■ **SUPPLIED MATERIAL**:
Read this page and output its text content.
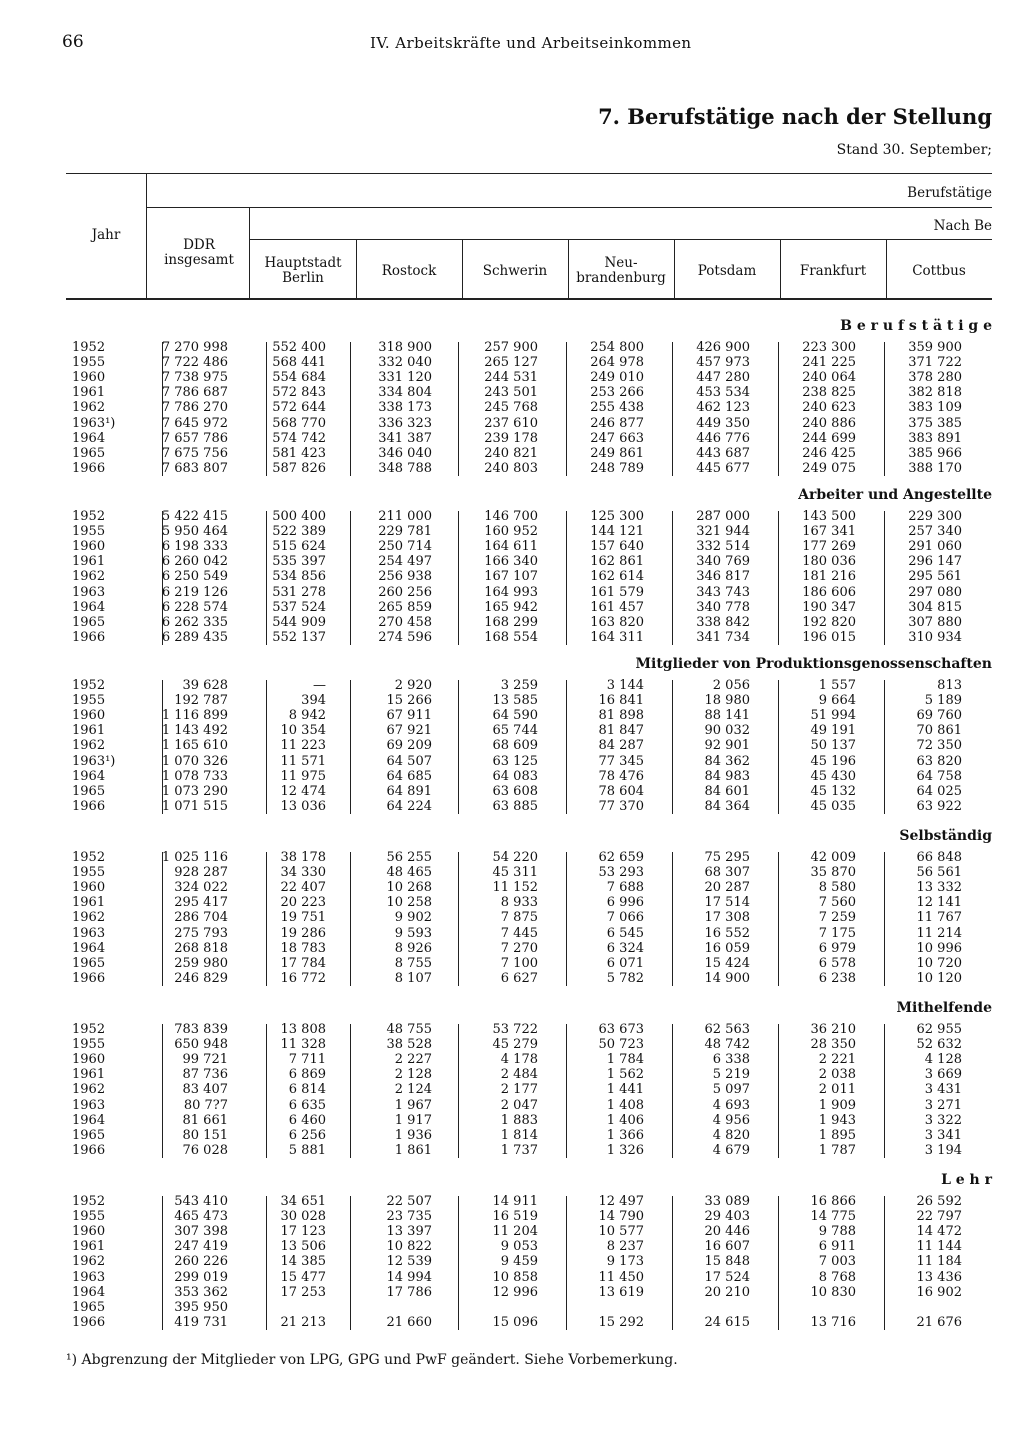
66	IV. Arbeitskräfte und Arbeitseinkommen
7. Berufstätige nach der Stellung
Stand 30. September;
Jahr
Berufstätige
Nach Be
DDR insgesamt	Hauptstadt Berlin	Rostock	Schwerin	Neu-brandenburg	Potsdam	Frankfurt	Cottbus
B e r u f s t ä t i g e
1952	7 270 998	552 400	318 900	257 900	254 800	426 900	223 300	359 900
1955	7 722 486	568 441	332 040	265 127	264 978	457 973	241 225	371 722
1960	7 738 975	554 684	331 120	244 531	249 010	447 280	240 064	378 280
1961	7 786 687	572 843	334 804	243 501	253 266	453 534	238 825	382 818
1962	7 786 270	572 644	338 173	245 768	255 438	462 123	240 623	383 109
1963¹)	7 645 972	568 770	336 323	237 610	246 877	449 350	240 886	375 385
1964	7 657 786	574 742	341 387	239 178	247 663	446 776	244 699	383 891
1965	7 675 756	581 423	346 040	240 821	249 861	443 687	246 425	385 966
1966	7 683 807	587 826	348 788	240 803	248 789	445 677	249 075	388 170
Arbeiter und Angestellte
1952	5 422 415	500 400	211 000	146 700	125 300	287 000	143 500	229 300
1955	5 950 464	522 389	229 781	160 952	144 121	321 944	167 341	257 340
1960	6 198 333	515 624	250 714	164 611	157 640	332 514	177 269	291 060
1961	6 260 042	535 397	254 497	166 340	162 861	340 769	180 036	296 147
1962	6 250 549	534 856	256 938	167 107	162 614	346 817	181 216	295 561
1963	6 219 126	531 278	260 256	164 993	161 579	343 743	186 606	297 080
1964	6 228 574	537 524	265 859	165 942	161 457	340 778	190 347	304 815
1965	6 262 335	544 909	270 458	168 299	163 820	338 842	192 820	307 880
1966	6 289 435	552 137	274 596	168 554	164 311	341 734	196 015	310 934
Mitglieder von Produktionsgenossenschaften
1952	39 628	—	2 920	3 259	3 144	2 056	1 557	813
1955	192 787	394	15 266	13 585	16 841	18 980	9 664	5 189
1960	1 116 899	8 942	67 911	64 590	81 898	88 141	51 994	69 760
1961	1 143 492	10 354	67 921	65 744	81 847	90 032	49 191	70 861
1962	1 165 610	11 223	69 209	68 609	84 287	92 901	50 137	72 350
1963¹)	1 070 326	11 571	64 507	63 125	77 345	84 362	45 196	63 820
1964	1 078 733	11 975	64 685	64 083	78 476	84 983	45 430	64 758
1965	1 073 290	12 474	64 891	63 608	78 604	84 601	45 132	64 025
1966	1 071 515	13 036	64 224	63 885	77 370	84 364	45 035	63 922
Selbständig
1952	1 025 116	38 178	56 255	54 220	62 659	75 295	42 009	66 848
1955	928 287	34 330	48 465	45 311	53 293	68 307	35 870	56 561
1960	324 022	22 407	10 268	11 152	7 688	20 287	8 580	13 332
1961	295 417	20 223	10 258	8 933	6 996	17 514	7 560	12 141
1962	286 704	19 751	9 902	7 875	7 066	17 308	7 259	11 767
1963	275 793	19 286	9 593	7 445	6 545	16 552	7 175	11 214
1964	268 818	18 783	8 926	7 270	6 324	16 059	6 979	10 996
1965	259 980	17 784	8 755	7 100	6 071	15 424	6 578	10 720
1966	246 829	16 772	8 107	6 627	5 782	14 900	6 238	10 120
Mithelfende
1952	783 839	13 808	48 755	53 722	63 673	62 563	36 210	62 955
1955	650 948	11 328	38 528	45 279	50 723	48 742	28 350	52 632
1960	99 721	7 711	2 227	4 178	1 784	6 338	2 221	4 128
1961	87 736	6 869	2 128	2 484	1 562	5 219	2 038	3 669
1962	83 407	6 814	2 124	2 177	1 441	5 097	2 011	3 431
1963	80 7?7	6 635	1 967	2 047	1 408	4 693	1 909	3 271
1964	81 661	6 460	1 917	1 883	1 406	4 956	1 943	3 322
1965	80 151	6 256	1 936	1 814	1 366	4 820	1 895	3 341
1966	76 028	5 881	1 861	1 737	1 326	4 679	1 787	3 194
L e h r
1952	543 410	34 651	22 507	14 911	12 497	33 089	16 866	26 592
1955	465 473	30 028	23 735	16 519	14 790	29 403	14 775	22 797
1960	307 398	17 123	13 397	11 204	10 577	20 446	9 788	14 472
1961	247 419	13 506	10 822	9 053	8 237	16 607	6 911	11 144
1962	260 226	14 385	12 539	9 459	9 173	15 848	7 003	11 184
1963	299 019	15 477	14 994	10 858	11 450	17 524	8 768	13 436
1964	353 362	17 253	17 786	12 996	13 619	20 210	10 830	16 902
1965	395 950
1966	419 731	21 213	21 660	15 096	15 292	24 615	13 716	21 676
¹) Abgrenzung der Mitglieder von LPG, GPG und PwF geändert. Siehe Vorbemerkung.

■ **EXERCISE TASK**: Leave out the pictures and print every line of the data exactly.

■ **FULL RESPONSE**:
Read this page and output its text content.
66	IV. Arbeitskräfte und Arbeitseinkommen
7. Berufstätige nach der Stellung
Stand 30. September;
Jahr
Berufstätige
Nach Be
DDR insgesamt	Hauptstadt Berlin	Rostock	Schwerin	Neu-brandenburg	Potsdam	Frankfurt	Cottbus
B e r u f s t ä t i g e
1952	7 270 998	552 400	318 900	257 900	254 800	426 900	223 300	359 900
1955	7 722 486	568 441	332 040	265 127	264 978	457 973	241 225	371 722
1960	7 738 975	554 684	331 120	244 531	249 010	447 280	240 064	378 280
1961	7 786 687	572 843	334 804	243 501	253 266	453 534	238 825	382 818
1962	7 786 270	572 644	338 173	245 768	255 438	462 123	240 623	383 109
1963¹)	7 645 972	568 770	336 323	237 610	246 877	449 350	240 886	375 385
1964	7 657 786	574 742	341 387	239 178	247 663	446 776	244 699	383 891
1965	7 675 756	581 423	346 040	240 821	249 861	443 687	246 425	385 966
1966	7 683 807	587 826	348 788	240 803	248 789	445 677	249 075	388 170
Arbeiter und Angestellte
1952	5 422 415	500 400	211 000	146 700	125 300	287 000	143 500	229 300
1955	5 950 464	522 389	229 781	160 952	144 121	321 944	167 341	257 340
1960	6 198 333	515 624	250 714	164 611	157 640	332 514	177 269	291 060
1961	6 260 042	535 397	254 497	166 340	162 861	340 769	180 036	296 147
1962	6 250 549	534 856	256 938	167 107	162 614	346 817	181 216	295 561
1963	6 219 126	531 278	260 256	164 993	161 579	343 743	186 606	297 080
1964	6 228 574	537 524	265 859	165 942	161 457	340 778	190 347	304 815
1965	6 262 335	544 909	270 458	168 299	163 820	338 842	192 820	307 880
1966	6 289 435	552 137	274 596	168 554	164 311	341 734	196 015	310 934
Mitglieder von Produktionsgenossenschaften
1952	39 628	—	2 920	3 259	3 144	2 056	1 557	813
1955	192 787	394	15 266	13 585	16 841	18 980	9 664	5 189
1960	1 116 899	8 942	67 911	64 590	81 898	88 141	51 994	69 760
1961	1 143 492	10 354	67 921	65 744	81 847	90 032	49 191	70 861
1962	1 165 610	11 223	69 209	68 609	84 287	92 901	50 137	72 350
1963¹)	1 070 326	11 571	64 507	63 125	77 345	84 362	45 196	63 820
1964	1 078 733	11 975	64 685	64 083	78 476	84 983	45 430	64 758
1965	1 073 290	12 474	64 891	63 608	78 604	84 601	45 132	64 025
1966	1 071 515	13 036	64 224	63 885	77 370	84 364	45 035	63 922
Selbständig
1952	1 025 116	38 178	56 255	54 220	62 659	75 295	42 009	66 848
1955	928 287	34 330	48 465	45 311	53 293	68 307	35 870	56 561
1960	324 022	22 407	10 268	11 152	7 688	20 287	8 580	13 332
1961	295 417	20 223	10 258	8 933	6 996	17 514	7 560	12 141
1962	286 704	19 751	9 902	7 875	7 066	17 308	7 259	11 767
1963	275 793	19 286	9 593	7 445	6 545	16 552	7 175	11 214
1964	268 818	18 783	8 926	7 270	6 324	16 059	6 979	10 996
1965	259 980	17 784	8 755	7 100	6 071	15 424	6 578	10 720
1966	246 829	16 772	8 107	6 627	5 782	14 900	6 238	10 120
Mithelfende
1952	783 839	13 808	48 755	53 722	63 673	62 563	36 210	62 955
1955	650 948	11 328	38 528	45 279	50 723	48 742	28 350	52 632
1960	99 721	7 711	2 227	4 178	1 784	6 338	2 221	4 128
1961	87 736	6 869	2 128	2 484	1 562	5 219	2 038	3 669
1962	83 407	6 814	2 124	2 177	1 441	5 097	2 011	3 431
1963	80 7?7	6 635	1 967	2 047	1 408	4 693	1 909	3 271
1964	81 661	6 460	1 917	1 883	1 406	4 956	1 943	3 322
1965	80 151	6 256	1 936	1 814	1 366	4 820	1 895	3 341
1966	76 028	5 881	1 861	1 737	1 326	4 679	1 787	3 194
L e h r
1952	543 410	34 651	22 507	14 911	12 497	33 089	16 866	26 592
1955	465 473	30 028	23 735	16 519	14 790	29 403	14 775	22 797
1960	307 398	17 123	13 397	11 204	10 577	20 446	9 788	14 472
1961	247 419	13 506	10 822	9 053	8 237	16 607	6 911	11 144
1962	260 226	14 385	12 539	9 459	9 173	15 848	7 003	11 184
1963	299 019	15 477	14 994	10 858	11 450	17 524	8 768	13 436
1964	353 362	17 253	17 786	12 996	13 619	20 210	10 830	16 902
1965	395 950
1966	419 731	21 213	21 660	15 096	15 292	24 615	13 716	21 676
¹) Abgrenzung der Mitglieder von LPG, GPG und PwF geändert. Siehe Vorbemerkung.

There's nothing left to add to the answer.